Okay, after reading these. I have to admit, some of them are pretty hilarious.
Here is the link for some lulz.
My favourite maybe 10, or 32.
Have you ever broke up with someone for some obscure reason? Or has anyone broke up with you for an obscure reason?
Surprising reasons why men dump women.
I broke up with a girl for using the word "like" too frequently. Wild in the sack, but monumentally stupid.
" 24 She slept while we were watching the first Ghostbusters. Whore. "I would wake her up to dump her, then kick her out.
Pretty funny. I'd get pretty angry if someone tried to organize my dvd collection too. Can't anyone see it already is organized, and that I know where everything is?
Okay, some of my favorite ones:
10. “She ironed my boxer shorts.”
Yo, fuck her. How dare she.
13. “She pointed out that I’d put on weight.”
17. “I was on a mate’s stag weekend and got back to find that my girlfriend had re-organised all my DVDs. That was pretty much my sole reason for ending it, and I haven’t regretted it.”
Unacceptable.
31. “Her mum friended me on Facebook. The only way I could get around the friend request was to dump my girlfriend.”
Half of those things that are on there I like - snuggly pillows, soft toys on bed, jogging hot pants. Pink phone is kinda cute.
Uneven eyebrows - not on the list, but a major problem for me. Also, eating habits. Basically, every bad thing a girlfriend has ever done on Seinfeld.
========================================
REQUIREMENT
Please reproduce the breakup-reasons text above in full, word for word.
========================================
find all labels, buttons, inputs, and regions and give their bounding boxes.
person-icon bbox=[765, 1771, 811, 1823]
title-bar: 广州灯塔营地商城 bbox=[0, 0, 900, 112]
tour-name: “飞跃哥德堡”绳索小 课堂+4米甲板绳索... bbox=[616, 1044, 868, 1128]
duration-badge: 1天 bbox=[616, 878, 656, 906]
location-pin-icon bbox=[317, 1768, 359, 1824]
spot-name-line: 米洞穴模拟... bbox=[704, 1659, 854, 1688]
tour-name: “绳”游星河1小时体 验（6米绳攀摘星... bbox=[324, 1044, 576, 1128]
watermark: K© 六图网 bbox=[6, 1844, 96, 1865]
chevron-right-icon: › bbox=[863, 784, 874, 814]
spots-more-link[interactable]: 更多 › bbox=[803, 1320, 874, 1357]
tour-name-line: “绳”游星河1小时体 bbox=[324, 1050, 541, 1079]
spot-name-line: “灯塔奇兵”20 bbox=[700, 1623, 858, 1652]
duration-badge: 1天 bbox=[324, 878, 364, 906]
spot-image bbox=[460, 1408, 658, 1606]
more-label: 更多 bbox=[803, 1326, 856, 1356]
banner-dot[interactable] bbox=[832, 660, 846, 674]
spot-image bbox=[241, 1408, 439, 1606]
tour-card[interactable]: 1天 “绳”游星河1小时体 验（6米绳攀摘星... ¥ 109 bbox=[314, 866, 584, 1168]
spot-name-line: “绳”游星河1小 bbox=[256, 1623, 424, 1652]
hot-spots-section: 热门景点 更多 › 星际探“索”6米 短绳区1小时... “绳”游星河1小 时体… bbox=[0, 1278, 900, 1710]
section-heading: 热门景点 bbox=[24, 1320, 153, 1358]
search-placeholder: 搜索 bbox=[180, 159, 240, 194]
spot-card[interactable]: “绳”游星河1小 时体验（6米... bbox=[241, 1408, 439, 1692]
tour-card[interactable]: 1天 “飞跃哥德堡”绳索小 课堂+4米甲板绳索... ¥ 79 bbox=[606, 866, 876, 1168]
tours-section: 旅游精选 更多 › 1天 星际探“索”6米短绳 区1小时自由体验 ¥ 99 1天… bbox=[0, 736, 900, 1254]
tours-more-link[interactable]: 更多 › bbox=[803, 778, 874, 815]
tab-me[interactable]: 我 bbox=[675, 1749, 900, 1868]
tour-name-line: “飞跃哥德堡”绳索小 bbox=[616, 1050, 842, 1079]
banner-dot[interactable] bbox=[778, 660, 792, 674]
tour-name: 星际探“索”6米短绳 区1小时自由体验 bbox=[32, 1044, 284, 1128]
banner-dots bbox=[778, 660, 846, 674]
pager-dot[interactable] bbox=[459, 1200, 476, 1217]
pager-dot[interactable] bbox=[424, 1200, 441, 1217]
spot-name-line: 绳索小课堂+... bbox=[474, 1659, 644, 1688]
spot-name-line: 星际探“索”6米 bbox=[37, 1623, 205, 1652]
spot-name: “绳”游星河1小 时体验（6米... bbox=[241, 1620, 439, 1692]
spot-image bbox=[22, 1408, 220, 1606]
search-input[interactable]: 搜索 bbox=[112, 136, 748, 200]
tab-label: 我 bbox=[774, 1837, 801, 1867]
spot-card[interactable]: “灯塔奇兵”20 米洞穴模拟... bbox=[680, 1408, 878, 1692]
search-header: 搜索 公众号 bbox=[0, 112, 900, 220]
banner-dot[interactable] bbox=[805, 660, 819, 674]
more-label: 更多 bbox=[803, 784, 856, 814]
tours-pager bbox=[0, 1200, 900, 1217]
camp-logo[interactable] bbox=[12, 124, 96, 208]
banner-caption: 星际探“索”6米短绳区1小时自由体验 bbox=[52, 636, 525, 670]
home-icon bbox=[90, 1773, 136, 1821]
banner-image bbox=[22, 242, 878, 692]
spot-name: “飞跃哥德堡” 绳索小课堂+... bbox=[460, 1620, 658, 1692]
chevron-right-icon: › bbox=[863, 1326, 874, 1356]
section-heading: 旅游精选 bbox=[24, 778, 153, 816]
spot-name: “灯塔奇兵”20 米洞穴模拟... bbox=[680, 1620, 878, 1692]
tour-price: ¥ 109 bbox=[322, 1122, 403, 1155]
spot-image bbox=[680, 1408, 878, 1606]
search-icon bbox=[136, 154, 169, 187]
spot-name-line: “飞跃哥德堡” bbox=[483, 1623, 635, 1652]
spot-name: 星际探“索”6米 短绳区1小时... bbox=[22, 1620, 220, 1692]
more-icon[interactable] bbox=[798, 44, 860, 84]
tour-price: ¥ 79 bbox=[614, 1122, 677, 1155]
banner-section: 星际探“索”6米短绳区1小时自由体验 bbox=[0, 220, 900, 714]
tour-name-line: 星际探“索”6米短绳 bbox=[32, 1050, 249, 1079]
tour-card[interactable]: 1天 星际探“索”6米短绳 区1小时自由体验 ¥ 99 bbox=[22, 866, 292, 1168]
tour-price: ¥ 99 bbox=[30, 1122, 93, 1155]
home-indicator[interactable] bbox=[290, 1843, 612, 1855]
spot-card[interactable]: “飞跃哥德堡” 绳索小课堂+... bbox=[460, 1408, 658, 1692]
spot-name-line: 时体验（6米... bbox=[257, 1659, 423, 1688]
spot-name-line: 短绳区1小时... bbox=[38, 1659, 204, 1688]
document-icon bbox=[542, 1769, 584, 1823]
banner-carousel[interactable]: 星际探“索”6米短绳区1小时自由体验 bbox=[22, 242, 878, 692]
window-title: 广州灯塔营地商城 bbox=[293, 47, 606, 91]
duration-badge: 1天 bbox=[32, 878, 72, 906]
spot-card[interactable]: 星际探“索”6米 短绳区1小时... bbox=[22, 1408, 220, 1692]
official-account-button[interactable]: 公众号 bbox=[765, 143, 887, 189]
========================================
FINAL RESULT
Okay, after reading these. I have to admit, some of them are pretty hilarious.
Here is the link for some lulz.
My favourite maybe 10, or 32.
Have you ever broke up with someone for some obscure reason? Or has anyone broke up with you for an obscure reason?
Surprising reasons why men dump women.
I broke up with a girl for using the word "like" too frequently. Wild in the sack, but monumentally stupid.
" 24 She slept while we were watching the first Ghostbusters. Whore. "I would wake her up to dump her, then kick her out.
Pretty funny. I'd get pretty angry if someone tried to organize my dvd collection too. Can't anyone see it already is organized, and that I know where everything is?
Okay, some of my favorite ones:
10. “She ironed my boxer shorts.”
Yo, fuck her. How dare she.
13. “She pointed out that I’d put on weight.”
17. “I was on a mate’s stag weekend and got back to find that my girlfriend had re-organised all my DVDs. That was pretty much my sole reason for ending it, and I haven’t regretted it.”
Unacceptable.
31. “Her mum friended me on Facebook. The only way I could get around the friend request was to dump my girlfriend.”
Half of those things that are on there I like - snuggly pillows, soft toys on bed, jogging hot pants. Pink phone is kinda cute.
Uneven eyebrows - not on the list, but a major problem for me. Also, eating habits. Basically, every bad thing a girlfriend has ever done on Seinfeld.